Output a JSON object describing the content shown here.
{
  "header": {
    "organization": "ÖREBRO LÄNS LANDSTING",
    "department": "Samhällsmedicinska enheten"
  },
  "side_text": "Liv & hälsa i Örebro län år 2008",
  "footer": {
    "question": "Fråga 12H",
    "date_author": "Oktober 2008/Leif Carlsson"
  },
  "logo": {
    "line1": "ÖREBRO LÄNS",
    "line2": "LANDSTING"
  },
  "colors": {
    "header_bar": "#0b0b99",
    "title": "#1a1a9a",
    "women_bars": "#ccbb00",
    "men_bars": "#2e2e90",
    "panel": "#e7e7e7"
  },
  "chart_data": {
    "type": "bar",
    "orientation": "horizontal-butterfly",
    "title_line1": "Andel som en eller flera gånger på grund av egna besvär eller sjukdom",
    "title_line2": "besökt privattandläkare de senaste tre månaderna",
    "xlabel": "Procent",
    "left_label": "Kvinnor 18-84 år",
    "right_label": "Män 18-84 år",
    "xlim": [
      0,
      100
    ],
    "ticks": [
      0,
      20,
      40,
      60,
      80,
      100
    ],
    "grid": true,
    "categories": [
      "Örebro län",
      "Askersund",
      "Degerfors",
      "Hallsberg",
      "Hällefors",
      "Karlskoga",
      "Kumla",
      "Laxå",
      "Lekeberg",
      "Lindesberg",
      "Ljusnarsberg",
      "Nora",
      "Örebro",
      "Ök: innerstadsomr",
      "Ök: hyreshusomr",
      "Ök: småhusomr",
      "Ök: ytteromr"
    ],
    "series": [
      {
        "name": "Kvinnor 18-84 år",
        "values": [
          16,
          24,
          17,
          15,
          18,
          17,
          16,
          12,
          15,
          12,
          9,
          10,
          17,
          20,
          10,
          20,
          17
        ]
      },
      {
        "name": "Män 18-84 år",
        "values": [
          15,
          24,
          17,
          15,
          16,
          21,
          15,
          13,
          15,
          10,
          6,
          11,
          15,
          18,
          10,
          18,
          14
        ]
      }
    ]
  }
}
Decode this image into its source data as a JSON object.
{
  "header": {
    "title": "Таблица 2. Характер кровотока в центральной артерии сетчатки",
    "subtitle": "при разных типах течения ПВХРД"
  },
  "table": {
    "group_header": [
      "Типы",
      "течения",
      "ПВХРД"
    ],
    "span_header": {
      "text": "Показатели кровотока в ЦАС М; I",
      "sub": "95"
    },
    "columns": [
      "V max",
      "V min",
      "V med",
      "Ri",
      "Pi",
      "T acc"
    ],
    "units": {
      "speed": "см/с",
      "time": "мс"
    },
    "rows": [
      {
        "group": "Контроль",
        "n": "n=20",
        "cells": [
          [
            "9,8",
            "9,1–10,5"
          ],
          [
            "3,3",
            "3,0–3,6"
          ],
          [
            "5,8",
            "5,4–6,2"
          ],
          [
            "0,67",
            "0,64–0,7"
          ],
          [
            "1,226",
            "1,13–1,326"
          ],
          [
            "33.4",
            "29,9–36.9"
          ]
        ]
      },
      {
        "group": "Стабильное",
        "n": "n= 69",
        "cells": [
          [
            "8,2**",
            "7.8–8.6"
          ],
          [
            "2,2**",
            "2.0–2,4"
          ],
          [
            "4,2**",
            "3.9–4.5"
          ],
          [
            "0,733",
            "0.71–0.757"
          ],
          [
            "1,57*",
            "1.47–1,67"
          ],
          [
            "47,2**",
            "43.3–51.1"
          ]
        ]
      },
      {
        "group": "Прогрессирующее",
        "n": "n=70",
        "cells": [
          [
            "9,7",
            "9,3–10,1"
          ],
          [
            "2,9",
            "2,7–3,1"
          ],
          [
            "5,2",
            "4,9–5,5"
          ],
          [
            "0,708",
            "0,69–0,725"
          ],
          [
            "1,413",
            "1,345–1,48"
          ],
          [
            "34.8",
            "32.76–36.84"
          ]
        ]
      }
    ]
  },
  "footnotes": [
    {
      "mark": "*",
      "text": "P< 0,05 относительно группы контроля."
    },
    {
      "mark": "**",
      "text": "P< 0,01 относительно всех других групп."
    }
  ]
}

**JOB**.
From the records above, extract each line exactly as shown.

**FINAL RESULT**.
Output a JSON object describing the content shown here.
{
  "header": {
    "organization": "ÖREBRO LÄNS LANDSTING",
    "department": "Samhällsmedicinska enheten"
  },
  "side_text": "Liv & hälsa i Örebro län år 2008",
  "footer": {
    "question": "Fråga 12H",
    "date_author": "Oktober 2008/Leif Carlsson"
  },
  "logo": {
    "line1": "ÖREBRO LÄNS",
    "line2": "LANDSTING"
  },
  "colors": {
    "header_bar": "#0b0b99",
    "title": "#1a1a9a",
    "women_bars": "#ccbb00",
    "men_bars": "#2e2e90",
    "panel": "#e7e7e7"
  },
  "chart_data": {
    "type": "bar",
    "orientation": "horizontal-butterfly",
    "title_line1": "Andel som en eller flera gånger på grund av egna besvär eller sjukdom",
    "title_line2": "besökt privattandläkare de senaste tre månaderna",
    "xlabel": "Procent",
    "left_label": "Kvinnor 18-84 år",
    "right_label": "Män 18-84 år",
    "xlim": [
      0,
      100
    ],
    "ticks": [
      0,
      20,
      40,
      60,
      80,
      100
    ],
    "grid": true,
    "categories": [
      "Örebro län",
      "Askersund",
      "Degerfors",
      "Hallsberg",
      "Hällefors",
      "Karlskoga",
      "Kumla",
      "Laxå",
      "Lekeberg",
      "Lindesberg",
      "Ljusnarsberg",
      "Nora",
      "Örebro",
      "Ök: innerstadsomr",
      "Ök: hyreshusomr",
      "Ök: småhusomr",
      "Ök: ytteromr"
    ],
    "series": [
      {
        "name": "Kvinnor 18-84 år",
        "values": [
          16,
          24,
          17,
          15,
          18,
          17,
          16,
          12,
          15,
          12,
          9,
          10,
          17,
          20,
          10,
          20,
          17
        ]
      },
      {
        "name": "Män 18-84 år",
        "values": [
          15,
          24,
          17,
          15,
          16,
          21,
          15,
          13,
          15,
          10,
          6,
          11,
          15,
          18,
          10,
          18,
          14
        ]
      }
    ]
  }
}
Decode this image into its source data as a JSON object.
{
  "header": {
    "title": "Таблица 2. Характер кровотока в центральной артерии сетчатки",
    "subtitle": "при разных типах течения ПВХРД"
  },
  "table": {
    "group_header": [
      "Типы",
      "течения",
      "ПВХРД"
    ],
    "span_header": {
      "text": "Показатели кровотока в ЦАС М; I",
      "sub": "95"
    },
    "columns": [
      "V max",
      "V min",
      "V med",
      "Ri",
      "Pi",
      "T acc"
    ],
    "units": {
      "speed": "см/с",
      "time": "мс"
    },
    "rows": [
      {
        "group": "Контроль",
        "n": "n=20",
        "cells": [
          [
            "9,8",
            "9,1–10,5"
          ],
          [
            "3,3",
            "3,0–3,6"
          ],
          [
            "5,8",
            "5,4–6,2"
          ],
          [
            "0,67",
            "0,64–0,7"
          ],
          [
            "1,226",
            "1,13–1,326"
          ],
          [
            "33.4",
            "29,9–36.9"
          ]
        ]
      },
      {
        "group": "Стабильное",
        "n": "n= 69",
        "cells": [
          [
            "8,2**",
            "7.8–8.6"
          ],
          [
            "2,2**",
            "2.0–2,4"
          ],
          [
            "4,2**",
            "3.9–4.5"
          ],
          [
            "0,733",
            "0.71–0.757"
          ],
          [
            "1,57*",
            "1.47–1,67"
          ],
          [
            "47,2**",
            "43.3–51.1"
          ]
        ]
      },
      {
        "group": "Прогрессирующее",
        "n": "n=70",
        "cells": [
          [
            "9,7",
            "9,3–10,1"
          ],
          [
            "2,9",
            "2,7–3,1"
          ],
          [
            "5,2",
            "4,9–5,5"
          ],
          [
            "0,708",
            "0,69–0,725"
          ],
          [
            "1,413",
            "1,345–1,48"
          ],
          [
            "34.8",
            "32.76–36.84"
          ]
        ]
      }
    ]
  },
  "footnotes": [
    {
      "mark": "*",
      "text": "P< 0,05 относительно группы контроля."
    },
    {
      "mark": "**",
      "text": "P< 0,01 относительно всех других групп."
    }
  ]
}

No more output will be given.